> PROBLEM:
Pictures do not belong in the copy; restate the records below word for word.

-*-*-

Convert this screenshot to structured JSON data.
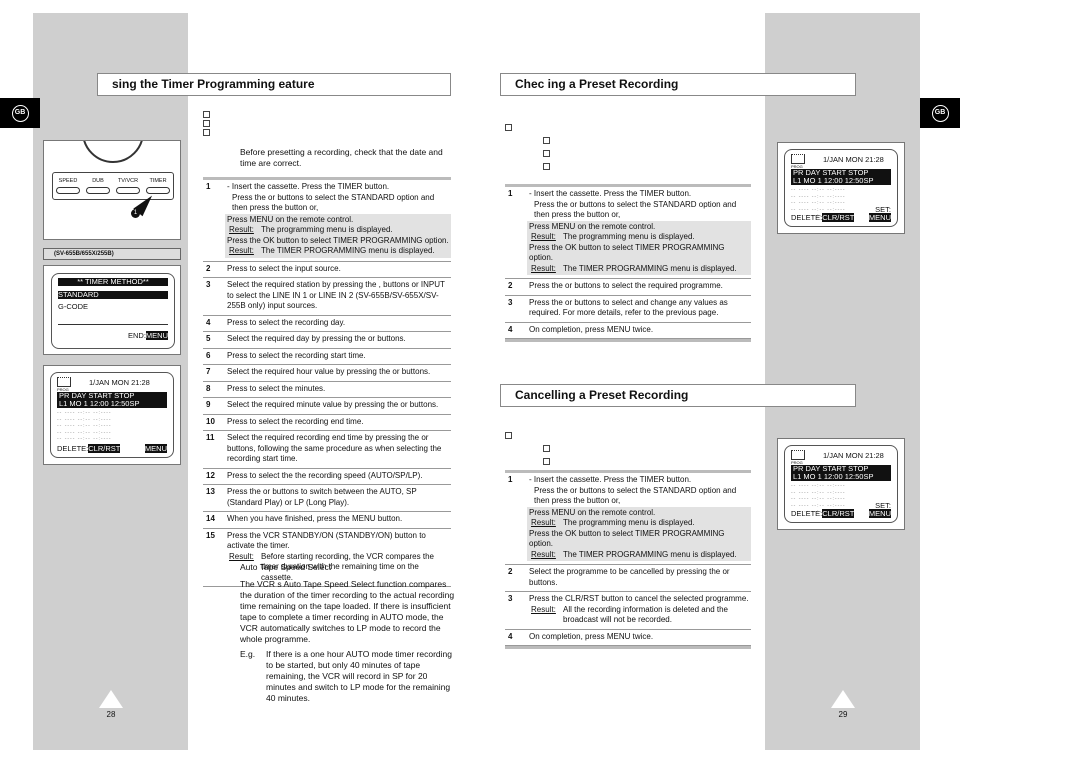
{
  "language_tab": "GB",
  "left_page": {
    "title": "sing the Timer Programming   eature",
    "intro_note": "Before presetting a recording, check that the date and time are correct.",
    "steps": [
      {
        "num": "1",
        "text": [
          "- Insert the cassette. Press the TIMER button.",
          "Press the    or    buttons to select the STANDARD option and then press the    button or,"
        ],
        "shaded": [
          "Press MENU on the remote control."
        ],
        "results": [
          {
            "label": "Result:",
            "text": "The programming menu is displayed."
          },
          {
            "pre": "Press the OK button to select TIMER PROGRAMMING option."
          },
          {
            "label": "Result:",
            "text": "The TIMER PROGRAMMING menu is displayed."
          }
        ]
      },
      {
        "num": "2",
        "text": [
          "Press    to select the input source."
        ]
      },
      {
        "num": "3",
        "text": [
          "Select the required station by pressing the    ,    buttons or INPUT to select the  LINE IN 1 or LINE IN 2  (SV-655B/SV-655X/SV-255B only) input sources."
        ]
      },
      {
        "num": "4",
        "text": [
          "Press    to select the recording day."
        ]
      },
      {
        "num": "5",
        "text": [
          "Select the required day by pressing the    or    buttons."
        ]
      },
      {
        "num": "6",
        "text": [
          "Press    to select the recording start time."
        ]
      },
      {
        "num": "7",
        "text": [
          "Select the required hour value by pressing the    or    buttons."
        ]
      },
      {
        "num": "8",
        "text": [
          "Press    to select the minutes."
        ]
      },
      {
        "num": "9",
        "text": [
          "Select the required minute value by pressing the    or    buttons."
        ]
      },
      {
        "num": "10",
        "text": [
          "Press    to select the recording end time."
        ]
      },
      {
        "num": "11",
        "text": [
          "Select the required recording end time by pressing the    or    buttons, following the same procedure as when selecting the recording start time."
        ]
      },
      {
        "num": "12",
        "text": [
          "Press    to select the the recording speed (AUTO/SP/LP)."
        ]
      },
      {
        "num": "13",
        "text": [
          "Press the    or    buttons to switch between the AUTO, SP (Standard Play) or LP (Long Play)."
        ]
      },
      {
        "num": "14",
        "text": [
          "When you have finished, press the MENU button."
        ]
      },
      {
        "num": "15",
        "text": [
          "Press the VCR STANDBY/ON (STANDBY/ON) button to activate the timer."
        ],
        "results": [
          {
            "label": "Result:",
            "text": "Before starting recording, the VCR compares the timer duration with the remaining time on the cassette."
          }
        ]
      }
    ],
    "tip": {
      "heading": "Auto Tape Speed Select",
      "body": "The VCR s  Auto Tape Speed Select  function compares the duration of the timer recording to the actual recording time remaining on the tape loaded. If there is insufficient tape to complete a timer recording in AUTO mode, the VCR automatically switches to LP mode to record the whole programme.",
      "eg_label": "E.g.",
      "eg_text": "If there is a one hour AUTO mode timer recording to be started, but only 40 minutes of tape remaining, the VCR will record in SP for 20 minutes and switch to LP mode for the remaining 40 minutes."
    },
    "page_number": "28",
    "remote_buttons": [
      "SPEED",
      "DUB",
      "TV/VCR",
      "TIMER"
    ],
    "callout": "1",
    "model_label": "(SV-655B/655X/255B)",
    "timer_method": {
      "title": "**  TIMER METHOD**",
      "options": [
        "STANDARD",
        "G-CODE"
      ],
      "end_label": "END:",
      "end_key": "MENU"
    }
  },
  "timer_screen": {
    "prog_label": "PROG",
    "date": "1/JAN MON   21:28",
    "header": "PR DAY  START   STOP",
    "row": "L1 MO  1  12:00    12:50SP",
    "empty_row": "-- ---- --:--            --:----",
    "delete_label": "DELETE:",
    "delete_key": "CLR/RST",
    "menu_key": "MENU",
    "set_label": "SET:"
  },
  "right_page": {
    "check_title": "Chec  ing a Preset Recording",
    "check_steps": [
      {
        "num": "1",
        "text": [
          "- Insert the cassette. Press the TIMER button.",
          "Press the    or    buttons to select the STANDARD option and then press the    button or,"
        ],
        "shaded": [
          "Press MENU on the remote control."
        ],
        "results": [
          {
            "label": "Result:",
            "text": "The programming menu is displayed."
          },
          {
            "pre": "Press the OK button to select TIMER PROGRAMMING option."
          },
          {
            "label": "Result:",
            "text": "The TIMER PROGRAMMING menu is displayed."
          }
        ]
      },
      {
        "num": "2",
        "text": [
          "Press the    or    buttons to select the required programme."
        ]
      },
      {
        "num": "3",
        "text": [
          "Press the    or    buttons to select and change any values as required. For more details, refer to the previous page."
        ]
      },
      {
        "num": "4",
        "text": [
          "On completion, press MENU twice."
        ]
      }
    ],
    "cancel_title": "Cancelling a Preset Recording",
    "cancel_steps": [
      {
        "num": "1",
        "text": [
          "- Insert the cassette. Press the TIMER button.",
          "Press the    or    buttons to select the STANDARD option and then press the    button or,"
        ],
        "shaded": [
          "Press MENU on the remote control."
        ],
        "results": [
          {
            "label": "Result:",
            "text": "The programming menu is displayed."
          },
          {
            "pre": "Press the OK button to select TIMER PROGRAMMING option."
          },
          {
            "label": "Result:",
            "text": "The TIMER PROGRAMMING menu is displayed."
          }
        ]
      },
      {
        "num": "2",
        "text": [
          "Select the programme to be cancelled by pressing the    or    buttons."
        ]
      },
      {
        "num": "3",
        "text": [
          "Press the CLR/RST button to cancel the selected programme."
        ],
        "results": [
          {
            "label": "Result:",
            "text": "All the recording information is deleted and the broadcast will not be recorded."
          }
        ]
      },
      {
        "num": "4",
        "text": [
          "On completion, press MENU twice."
        ]
      }
    ],
    "page_number": "29"
  }
}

-*-*-

> TASK SOLUTION:
Convert this screenshot to structured JSON data.
{
  "language_tab": "GB",
  "left_page": {
    "title": "sing the Timer Programming   eature",
    "intro_note": "Before presetting a recording, check that the date and time are correct.",
    "steps": [
      {
        "num": "1",
        "text": [
          "- Insert the cassette. Press the TIMER button.",
          "Press the    or    buttons to select the STANDARD option and then press the    button or,"
        ],
        "shaded": [
          "Press MENU on the remote control."
        ],
        "results": [
          {
            "label": "Result:",
            "text": "The programming menu is displayed."
          },
          {
            "pre": "Press the OK button to select TIMER PROGRAMMING option."
          },
          {
            "label": "Result:",
            "text": "The TIMER PROGRAMMING menu is displayed."
          }
        ]
      },
      {
        "num": "2",
        "text": [
          "Press    to select the input source."
        ]
      },
      {
        "num": "3",
        "text": [
          "Select the required station by pressing the    ,    buttons or INPUT to select the  LINE IN 1 or LINE IN 2  (SV-655B/SV-655X/SV-255B only) input sources."
        ]
      },
      {
        "num": "4",
        "text": [
          "Press    to select the recording day."
        ]
      },
      {
        "num": "5",
        "text": [
          "Select the required day by pressing the    or    buttons."
        ]
      },
      {
        "num": "6",
        "text": [
          "Press    to select the recording start time."
        ]
      },
      {
        "num": "7",
        "text": [
          "Select the required hour value by pressing the    or    buttons."
        ]
      },
      {
        "num": "8",
        "text": [
          "Press    to select the minutes."
        ]
      },
      {
        "num": "9",
        "text": [
          "Select the required minute value by pressing the    or    buttons."
        ]
      },
      {
        "num": "10",
        "text": [
          "Press    to select the recording end time."
        ]
      },
      {
        "num": "11",
        "text": [
          "Select the required recording end time by pressing the    or    buttons, following the same procedure as when selecting the recording start time."
        ]
      },
      {
        "num": "12",
        "text": [
          "Press    to select the the recording speed (AUTO/SP/LP)."
        ]
      },
      {
        "num": "13",
        "text": [
          "Press the    or    buttons to switch between the AUTO, SP (Standard Play) or LP (Long Play)."
        ]
      },
      {
        "num": "14",
        "text": [
          "When you have finished, press the MENU button."
        ]
      },
      {
        "num": "15",
        "text": [
          "Press the VCR STANDBY/ON (STANDBY/ON) button to activate the timer."
        ],
        "results": [
          {
            "label": "Result:",
            "text": "Before starting recording, the VCR compares the timer duration with the remaining time on the cassette."
          }
        ]
      }
    ],
    "tip": {
      "heading": "Auto Tape Speed Select",
      "body": "The VCR s  Auto Tape Speed Select  function compares the duration of the timer recording to the actual recording time remaining on the tape loaded. If there is insufficient tape to complete a timer recording in AUTO mode, the VCR automatically switches to LP mode to record the whole programme.",
      "eg_label": "E.g.",
      "eg_text": "If there is a one hour AUTO mode timer recording to be started, but only 40 minutes of tape remaining, the VCR will record in SP for 20 minutes and switch to LP mode for the remaining 40 minutes."
    },
    "page_number": "28",
    "remote_buttons": [
      "SPEED",
      "DUB",
      "TV/VCR",
      "TIMER"
    ],
    "callout": "1",
    "model_label": "(SV-655B/655X/255B)",
    "timer_method": {
      "title": "**  TIMER METHOD**",
      "options": [
        "STANDARD",
        "G-CODE"
      ],
      "end_label": "END:",
      "end_key": "MENU"
    }
  },
  "timer_screen": {
    "prog_label": "PROG",
    "date": "1/JAN MON   21:28",
    "header": "PR DAY  START   STOP",
    "row": "L1 MO  1  12:00    12:50SP",
    "empty_row": "-- ---- --:--            --:----",
    "delete_label": "DELETE:",
    "delete_key": "CLR/RST",
    "menu_key": "MENU",
    "set_label": "SET:"
  },
  "right_page": {
    "check_title": "Chec  ing a Preset Recording",
    "check_steps": [
      {
        "num": "1",
        "text": [
          "- Insert the cassette. Press the TIMER button.",
          "Press the    or    buttons to select the STANDARD option and then press the    button or,"
        ],
        "shaded": [
          "Press MENU on the remote control."
        ],
        "results": [
          {
            "label": "Result:",
            "text": "The programming menu is displayed."
          },
          {
            "pre": "Press the OK button to select TIMER PROGRAMMING option."
          },
          {
            "label": "Result:",
            "text": "The TIMER PROGRAMMING menu is displayed."
          }
        ]
      },
      {
        "num": "2",
        "text": [
          "Press the    or    buttons to select the required programme."
        ]
      },
      {
        "num": "3",
        "text": [
          "Press the    or    buttons to select and change any values as required. For more details, refer to the previous page."
        ]
      },
      {
        "num": "4",
        "text": [
          "On completion, press MENU twice."
        ]
      }
    ],
    "cancel_title": "Cancelling a Preset Recording",
    "cancel_steps": [
      {
        "num": "1",
        "text": [
          "- Insert the cassette. Press the TIMER button.",
          "Press the    or    buttons to select the STANDARD option and then press the    button or,"
        ],
        "shaded": [
          "Press MENU on the remote control."
        ],
        "results": [
          {
            "label": "Result:",
            "text": "The programming menu is displayed."
          },
          {
            "pre": "Press the OK button to select TIMER PROGRAMMING option."
          },
          {
            "label": "Result:",
            "text": "The TIMER PROGRAMMING menu is displayed."
          }
        ]
      },
      {
        "num": "2",
        "text": [
          "Select the programme to be cancelled by pressing the    or    buttons."
        ]
      },
      {
        "num": "3",
        "text": [
          "Press the CLR/RST button to cancel the selected programme."
        ],
        "results": [
          {
            "label": "Result:",
            "text": "All the recording information is deleted and the broadcast will not be recorded."
          }
        ]
      },
      {
        "num": "4",
        "text": [
          "On completion, press MENU twice."
        ]
      }
    ],
    "page_number": "29"
  }
}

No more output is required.